Dataset entries:
● ● ● ● ●

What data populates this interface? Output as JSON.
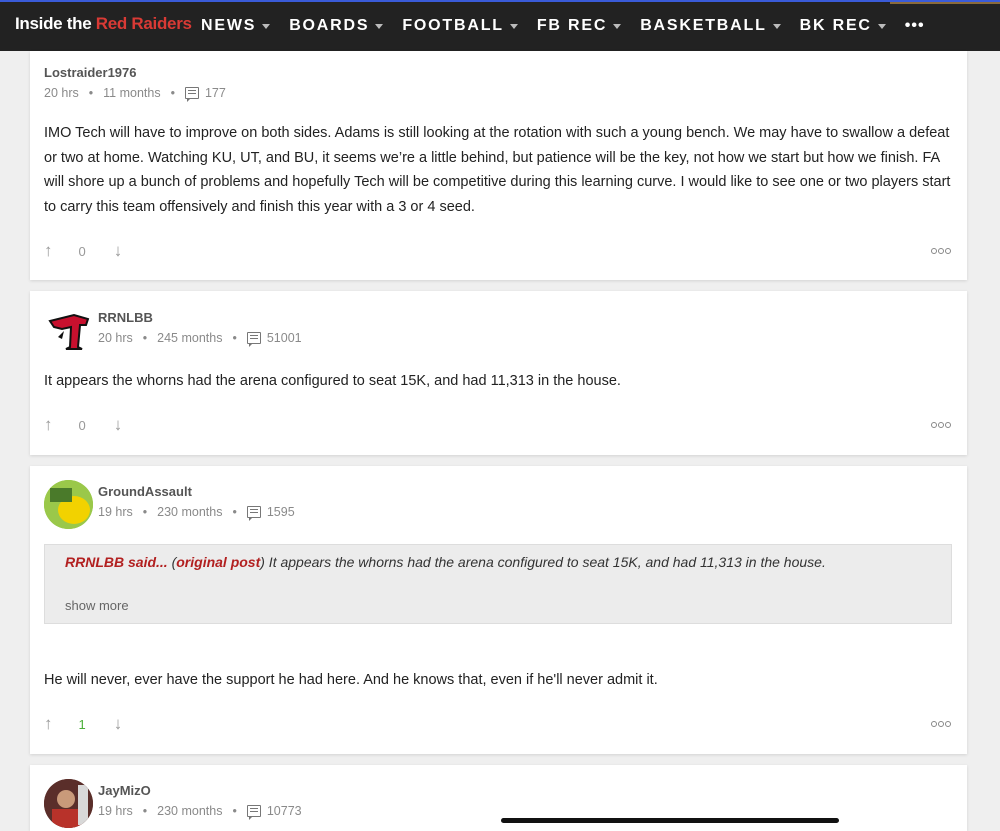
{
  "header": {
    "logo_prefix": "Inside the ",
    "logo_highlight": "Red Raiders",
    "nav": [
      {
        "label": "NEWS"
      },
      {
        "label": "BOARDS"
      },
      {
        "label": "FOOTBALL"
      },
      {
        "label": "FB REC"
      },
      {
        "label": "BASKETBALL"
      },
      {
        "label": "BK REC"
      }
    ],
    "more": "•••"
  },
  "posts": [
    {
      "username": "Lostraider1976",
      "time": "20 hrs",
      "tenure": "11 months",
      "post_count": "177",
      "body": "IMO Tech will have to improve on both sides. Adams is still looking at the rotation with such a young bench. We may have to swallow a defeat or two at home. Watching KU, UT, and BU, it seems we’re a little behind, but patience will be the key, not how we start but how we finish. FA will shore up a bunch of problems and hopefully Tech will be competitive during this learning curve. I would like to see one or two players start to carry this team offensively and finish this year with a 3 or 4 seed.",
      "votes": "0"
    },
    {
      "username": "RRNLBB",
      "time": "20 hrs",
      "tenure": "245 months",
      "post_count": "51001",
      "body": "It appears the whorns had the arena configured to seat 15K, and had 11,313 in the house.",
      "votes": "0"
    },
    {
      "username": "GroundAssault",
      "time": "19 hrs",
      "tenure": "230 months",
      "post_count": "1595",
      "quote": {
        "author": "RRNLBB said...",
        "open_paren": " (",
        "link": "original post",
        "text": ") It appears the whorns had the arena configured to seat 15K, and had 11,313 in the house.",
        "show_more": "show more"
      },
      "body": "He will never, ever have the support he had here. And he knows that, even if he'll never admit it.",
      "votes": "1"
    },
    {
      "username": "JayMizO",
      "time": "19 hrs",
      "tenure": "230 months",
      "post_count": "10773"
    }
  ],
  "meta_separator": "•",
  "colors": {
    "brand_red": "#d93a35",
    "positive_vote": "#4cae3a",
    "nav_bg": "#222222"
  }
}
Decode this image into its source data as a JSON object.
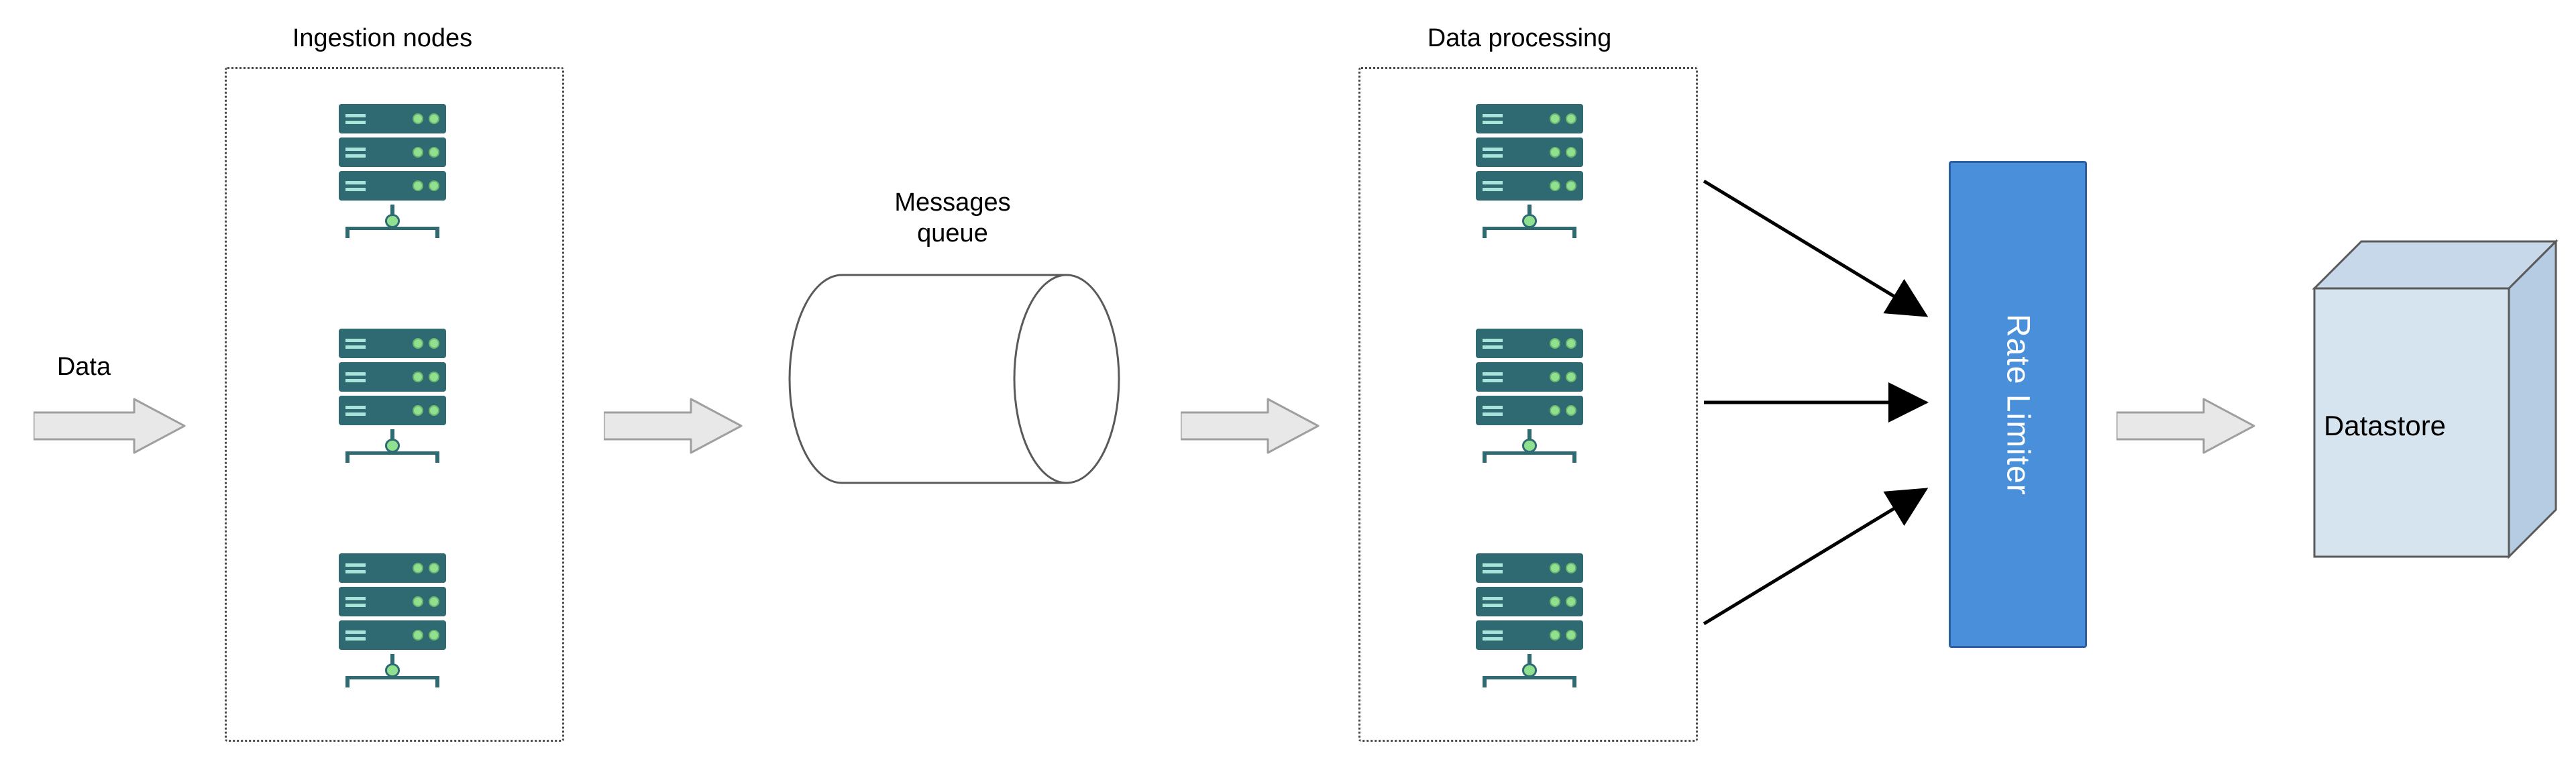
{
  "labels": {
    "data": "Data",
    "ingestion": "Ingestion nodes",
    "queue_line1": "Messages",
    "queue_line2": "queue",
    "processing": "Data processing",
    "rate_limiter": "Rate Limiter",
    "datastore": "Datastore"
  },
  "diagram": {
    "flow": [
      "Data",
      "Ingestion nodes",
      "Messages queue",
      "Data processing",
      "Rate Limiter",
      "Datastore"
    ],
    "arrows": [
      {
        "from": "Data",
        "to": "Ingestion nodes",
        "style": "block"
      },
      {
        "from": "Ingestion nodes",
        "to": "Messages queue",
        "style": "block"
      },
      {
        "from": "Messages queue",
        "to": "Data processing",
        "style": "block"
      },
      {
        "from": "Data processing (3 nodes)",
        "to": "Rate Limiter",
        "style": "thin-fanin"
      },
      {
        "from": "Rate Limiter",
        "to": "Datastore",
        "style": "block"
      }
    ],
    "clusters": {
      "Ingestion nodes": {
        "node_count": 3
      },
      "Data processing": {
        "node_count": 3
      }
    },
    "colors": {
      "server_body": "#2f6a72",
      "server_led": "#8fe08f",
      "rate_limiter_fill": "#4a8fd9",
      "rate_limiter_border": "#2b5fa1",
      "datastore_fill": "#d6e4f0",
      "datastore_stroke": "#5a5a5a",
      "block_arrow": "#e8e8e8"
    }
  }
}
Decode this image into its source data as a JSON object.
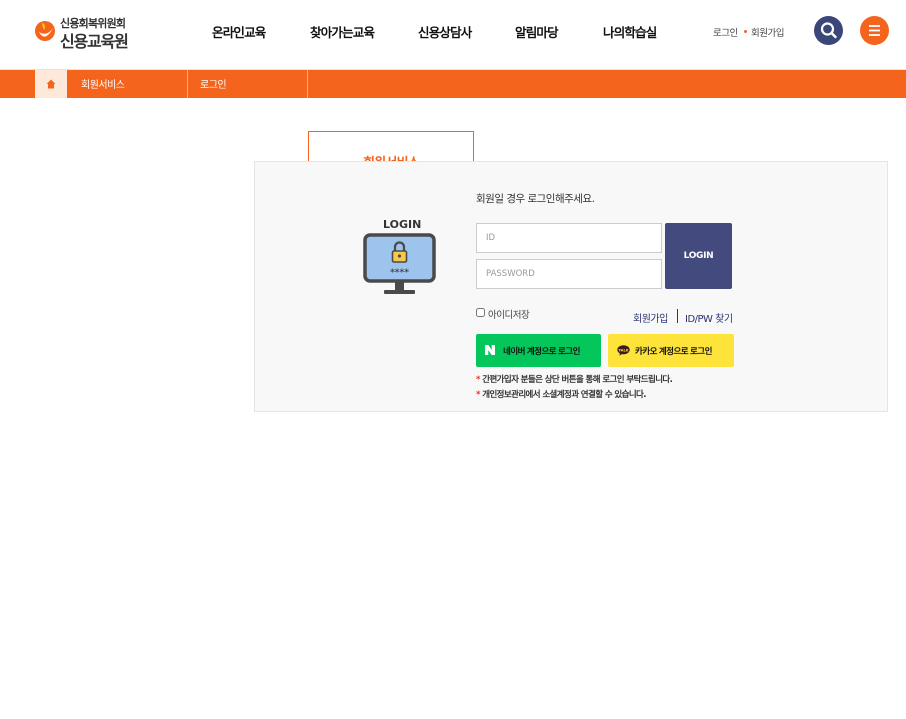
{
  "header": {
    "logo_small": "신용회복위원회",
    "logo_big": "신용교육원",
    "nav": [
      "온라인교육",
      "찾아가는교육",
      "신용상담사",
      "알림마당",
      "나의학습실"
    ],
    "util_login": "로그인",
    "util_join": "회원가입",
    "search_icon": "search-icon",
    "menu_icon": "hamburger-menu-icon"
  },
  "breadcrumb": {
    "home_icon": "home-icon",
    "items": [
      "회원서비스",
      "로그인"
    ]
  },
  "side": {
    "title": "회원서비스"
  },
  "login": {
    "caption": "LOGIN",
    "intro": "회원일 경우 로그인해주세요.",
    "id_placeholder": "ID",
    "pw_placeholder": "PASSWORD",
    "login_button": "LOGIN",
    "save_id_label": "아이디저장",
    "join_link": "회원가입",
    "find_link": "ID/PW 찾기",
    "naver_label": "네이버 계정으로 로그인",
    "kakao_label": "카카오 계정으로 로그인",
    "notes": [
      "간편가입자 분들은 상단 버튼을 통해 로그인 부탁드립니다.",
      "개인정보관리에서 소셜계정과 연결할 수 있습니다."
    ]
  },
  "colors": {
    "brand_orange": "#f4641c",
    "navy": "#434a7e",
    "naver_green": "#03c75a",
    "kakao_yellow": "#fee33a"
  }
}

● ● ● ● ●

Set the data above down again exactly as given, with no pictures.

Final result:
What data populates this interface? Output as JSON.
{
  "header": {
    "logo_prefix": "Inside the ",
    "logo_highlight": "Red Raiders",
    "nav": [
      {
        "label": "NEWS"
      },
      {
        "label": "BOARDS"
      },
      {
        "label": "FOOTBALL"
      },
      {
        "label": "FB REC"
      },
      {
        "label": "BASKETBALL"
      },
      {
        "label": "BK REC"
      }
    ],
    "more": "•••"
  },
  "posts": [
    {
      "username": "Lostraider1976",
      "time": "20 hrs",
      "tenure": "11 months",
      "post_count": "177",
      "body": "IMO Tech will have to improve on both sides. Adams is still looking at the rotation with such a young bench. We may have to swallow a defeat or two at home. Watching KU, UT, and BU, it seems we’re a little behind, but patience will be the key, not how we start but how we finish. FA will shore up a bunch of problems and hopefully Tech will be competitive during this learning curve. I would like to see one or two players start to carry this team offensively and finish this year with a 3 or 4 seed.",
      "votes": "0"
    },
    {
      "username": "RRNLBB",
      "time": "20 hrs",
      "tenure": "245 months",
      "post_count": "51001",
      "body": "It appears the whorns had the arena configured to seat 15K, and had 11,313 in the house.",
      "votes": "0"
    },
    {
      "username": "GroundAssault",
      "time": "19 hrs",
      "tenure": "230 months",
      "post_count": "1595",
      "quote": {
        "author": "RRNLBB said...",
        "open_paren": " (",
        "link": "original post",
        "text": ") It appears the whorns had the arena configured to seat 15K, and had 11,313 in the house.",
        "show_more": "show more"
      },
      "body": "He will never, ever have the support he had here. And he knows that, even if he'll never admit it.",
      "votes": "1"
    },
    {
      "username": "JayMizO",
      "time": "19 hrs",
      "tenure": "230 months",
      "post_count": "10773"
    }
  ],
  "meta_separator": "•",
  "colors": {
    "brand_red": "#d93a35",
    "positive_vote": "#4cae3a",
    "nav_bg": "#222222"
  }
}
Decode this image into its source data as a JSON object.
{
  "labels": {
    "data": "Data",
    "ingestion": "Ingestion nodes",
    "queue_line1": "Messages",
    "queue_line2": "queue",
    "processing": "Data processing",
    "rate_limiter": "Rate Limiter",
    "datastore": "Datastore"
  },
  "diagram": {
    "flow": [
      "Data",
      "Ingestion nodes",
      "Messages queue",
      "Data processing",
      "Rate Limiter",
      "Datastore"
    ],
    "arrows": [
      {
        "from": "Data",
        "to": "Ingestion nodes",
        "style": "block"
      },
      {
        "from": "Ingestion nodes",
        "to": "Messages queue",
        "style": "block"
      },
      {
        "from": "Messages queue",
        "to": "Data processing",
        "style": "block"
      },
      {
        "from": "Data processing (3 nodes)",
        "to": "Rate Limiter",
        "style": "thin-fanin"
      },
      {
        "from": "Rate Limiter",
        "to": "Datastore",
        "style": "block"
      }
    ],
    "clusters": {
      "Ingestion nodes": {
        "node_count": 3
      },
      "Data processing": {
        "node_count": 3
      }
    },
    "colors": {
      "server_body": "#2f6a72",
      "server_led": "#8fe08f",
      "rate_limiter_fill": "#4a8fd9",
      "rate_limiter_border": "#2b5fa1",
      "datastore_fill": "#d6e4f0",
      "datastore_stroke": "#5a5a5a",
      "block_arrow": "#e8e8e8"
    }
  }
}
Decode this image into its source data as a JSON object.
{
  "header": {
    "logo_small": "신용회복위원회",
    "logo_big": "신용교육원",
    "nav": [
      "온라인교육",
      "찾아가는교육",
      "신용상담사",
      "알림마당",
      "나의학습실"
    ],
    "util_login": "로그인",
    "util_join": "회원가입",
    "search_icon": "search-icon",
    "menu_icon": "hamburger-menu-icon"
  },
  "breadcrumb": {
    "home_icon": "home-icon",
    "items": [
      "회원서비스",
      "로그인"
    ]
  },
  "side": {
    "title": "회원서비스"
  },
  "login": {
    "caption": "LOGIN",
    "intro": "회원일 경우 로그인해주세요.",
    "id_placeholder": "ID",
    "pw_placeholder": "PASSWORD",
    "login_button": "LOGIN",
    "save_id_label": "아이디저장",
    "join_link": "회원가입",
    "find_link": "ID/PW 찾기",
    "naver_label": "네이버 계정으로 로그인",
    "kakao_label": "카카오 계정으로 로그인",
    "notes": [
      "간편가입자 분들은 상단 버튼을 통해 로그인 부탁드립니다.",
      "개인정보관리에서 소셜계정과 연결할 수 있습니다."
    ]
  },
  "colors": {
    "brand_orange": "#f4641c",
    "navy": "#434a7e",
    "naver_green": "#03c75a",
    "kakao_yellow": "#fee33a"
  }
}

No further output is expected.